⟨
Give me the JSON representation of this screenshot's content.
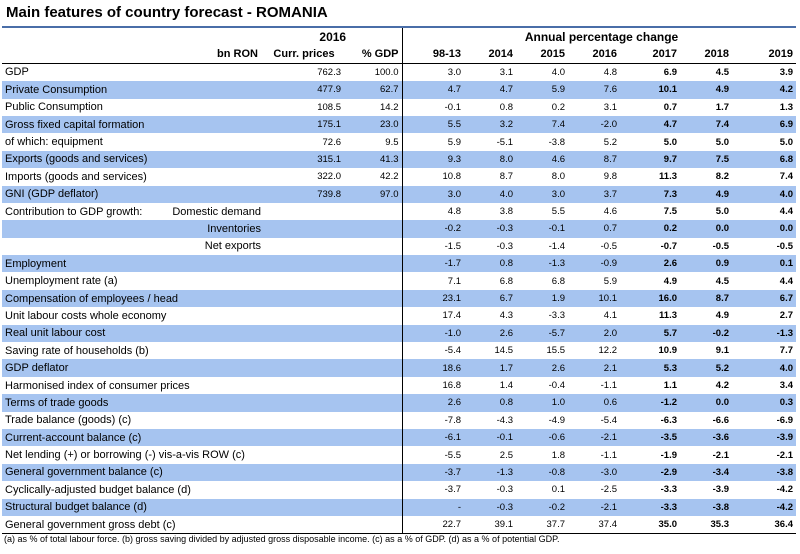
{
  "title": "Main features of country forecast - ROMANIA",
  "header": {
    "year": "2016",
    "apc": "Annual percentage change",
    "unit": "bn RON",
    "curr": "Curr. prices",
    "gdp": "% GDP",
    "years": [
      "98-13",
      "2014",
      "2015",
      "2016",
      "2017",
      "2018",
      "2019"
    ]
  },
  "rows": [
    {
      "label": "GDP",
      "sub": "",
      "c": "762.3",
      "g": "100.0",
      "v": [
        "3.0",
        "3.1",
        "4.0",
        "4.8",
        "6.9",
        "4.5",
        "3.9"
      ],
      "blue": false
    },
    {
      "label": "Private Consumption",
      "sub": "",
      "c": "477.9",
      "g": "62.7",
      "v": [
        "4.7",
        "4.7",
        "5.9",
        "7.6",
        "10.1",
        "4.9",
        "4.2"
      ],
      "blue": true
    },
    {
      "label": "Public Consumption",
      "sub": "",
      "c": "108.5",
      "g": "14.2",
      "v": [
        "-0.1",
        "0.8",
        "0.2",
        "3.1",
        "0.7",
        "1.7",
        "1.3"
      ],
      "blue": false
    },
    {
      "label": "Gross fixed capital formation",
      "sub": "",
      "c": "175.1",
      "g": "23.0",
      "v": [
        "5.5",
        "3.2",
        "7.4",
        "-2.0",
        "4.7",
        "7.4",
        "6.9"
      ],
      "blue": true
    },
    {
      "label": "of which: equipment",
      "sub": "",
      "c": "72.6",
      "g": "9.5",
      "v": [
        "5.9",
        "-5.1",
        "-3.8",
        "5.2",
        "5.0",
        "5.0",
        "5.0"
      ],
      "blue": false
    },
    {
      "label": "Exports (goods and services)",
      "sub": "",
      "c": "315.1",
      "g": "41.3",
      "v": [
        "9.3",
        "8.0",
        "4.6",
        "8.7",
        "9.7",
        "7.5",
        "6.8"
      ],
      "blue": true
    },
    {
      "label": "Imports (goods and services)",
      "sub": "",
      "c": "322.0",
      "g": "42.2",
      "v": [
        "10.8",
        "8.7",
        "8.0",
        "9.8",
        "11.3",
        "8.2",
        "7.4"
      ],
      "blue": false
    },
    {
      "label": "GNI (GDP deflator)",
      "sub": "",
      "c": "739.8",
      "g": "97.0",
      "v": [
        "3.0",
        "4.0",
        "3.0",
        "3.7",
        "7.3",
        "4.9",
        "4.0"
      ],
      "blue": true
    },
    {
      "label": "Contribution to GDP growth:",
      "sub": "Domestic demand",
      "c": "",
      "g": "",
      "v": [
        "4.8",
        "3.8",
        "5.5",
        "4.6",
        "7.5",
        "5.0",
        "4.4"
      ],
      "blue": false
    },
    {
      "label": "",
      "sub": "Inventories",
      "c": "",
      "g": "",
      "v": [
        "-0.2",
        "-0.3",
        "-0.1",
        "0.7",
        "0.2",
        "0.0",
        "0.0"
      ],
      "blue": true
    },
    {
      "label": "",
      "sub": "Net exports",
      "c": "",
      "g": "",
      "v": [
        "-1.5",
        "-0.3",
        "-1.4",
        "-0.5",
        "-0.7",
        "-0.5",
        "-0.5"
      ],
      "blue": false
    },
    {
      "label": "Employment",
      "sub": "",
      "c": "",
      "g": "",
      "v": [
        "-1.7",
        "0.8",
        "-1.3",
        "-0.9",
        "2.6",
        "0.9",
        "0.1"
      ],
      "blue": true
    },
    {
      "label": "Unemployment rate (a)",
      "sub": "",
      "c": "",
      "g": "",
      "v": [
        "7.1",
        "6.8",
        "6.8",
        "5.9",
        "4.9",
        "4.5",
        "4.4"
      ],
      "blue": false
    },
    {
      "label": "Compensation of employees / head",
      "sub": "",
      "c": "",
      "g": "",
      "v": [
        "23.1",
        "6.7",
        "1.9",
        "10.1",
        "16.0",
        "8.7",
        "6.7"
      ],
      "blue": true
    },
    {
      "label": "Unit labour costs whole economy",
      "sub": "",
      "c": "",
      "g": "",
      "v": [
        "17.4",
        "4.3",
        "-3.3",
        "4.1",
        "11.3",
        "4.9",
        "2.7"
      ],
      "blue": false
    },
    {
      "label": "Real unit labour cost",
      "sub": "",
      "c": "",
      "g": "",
      "v": [
        "-1.0",
        "2.6",
        "-5.7",
        "2.0",
        "5.7",
        "-0.2",
        "-1.3"
      ],
      "blue": true
    },
    {
      "label": "Saving rate of households (b)",
      "sub": "",
      "c": "",
      "g": "",
      "v": [
        "-5.4",
        "14.5",
        "15.5",
        "12.2",
        "10.9",
        "9.1",
        "7.7"
      ],
      "blue": false
    },
    {
      "label": "GDP deflator",
      "sub": "",
      "c": "",
      "g": "",
      "v": [
        "18.6",
        "1.7",
        "2.6",
        "2.1",
        "5.3",
        "5.2",
        "4.0"
      ],
      "blue": true
    },
    {
      "label": "Harmonised index of consumer prices",
      "sub": "",
      "c": "",
      "g": "",
      "v": [
        "16.8",
        "1.4",
        "-0.4",
        "-1.1",
        "1.1",
        "4.2",
        "3.4"
      ],
      "blue": false
    },
    {
      "label": "Terms of trade goods",
      "sub": "",
      "c": "",
      "g": "",
      "v": [
        "2.6",
        "0.8",
        "1.0",
        "0.6",
        "-1.2",
        "0.0",
        "0.3"
      ],
      "blue": true
    },
    {
      "label": "Trade balance (goods) (c)",
      "sub": "",
      "c": "",
      "g": "",
      "v": [
        "-7.8",
        "-4.3",
        "-4.9",
        "-5.4",
        "-6.3",
        "-6.6",
        "-6.9"
      ],
      "blue": false
    },
    {
      "label": "Current-account balance (c)",
      "sub": "",
      "c": "",
      "g": "",
      "v": [
        "-6.1",
        "-0.1",
        "-0.6",
        "-2.1",
        "-3.5",
        "-3.6",
        "-3.9"
      ],
      "blue": true
    },
    {
      "label": "Net lending (+) or borrowing (-) vis-a-vis ROW (c)",
      "sub": "",
      "c": "",
      "g": "",
      "v": [
        "-5.5",
        "2.5",
        "1.8",
        "-1.1",
        "-1.9",
        "-2.1",
        "-2.1"
      ],
      "blue": false
    },
    {
      "label": "General government balance (c)",
      "sub": "",
      "c": "",
      "g": "",
      "v": [
        "-3.7",
        "-1.3",
        "-0.8",
        "-3.0",
        "-2.9",
        "-3.4",
        "-3.8"
      ],
      "blue": true
    },
    {
      "label": "Cyclically-adjusted budget balance (d)",
      "sub": "",
      "c": "",
      "g": "",
      "v": [
        "-3.7",
        "-0.3",
        "0.1",
        "-2.5",
        "-3.3",
        "-3.9",
        "-4.2"
      ],
      "blue": false
    },
    {
      "label": "Structural budget balance (d)",
      "sub": "",
      "c": "",
      "g": "",
      "v": [
        "-",
        "-0.3",
        "-0.2",
        "-2.1",
        "-3.3",
        "-3.8",
        "-4.2"
      ],
      "blue": true
    },
    {
      "label": "General government gross debt (c)",
      "sub": "",
      "c": "",
      "g": "",
      "v": [
        "22.7",
        "39.1",
        "37.7",
        "37.4",
        "35.0",
        "35.3",
        "36.4"
      ],
      "blue": false
    }
  ],
  "footnote": "(a) as % of total labour force. (b) gross saving divided by adjusted gross disposable income. (c) as a % of GDP. (d) as a % of potential GDP."
}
⟩
Written problem |
List each line in the listing that contains the string "deflator".

Response below |
      "label": "GNI (GDP deflator)",
      "label": "GDP deflator",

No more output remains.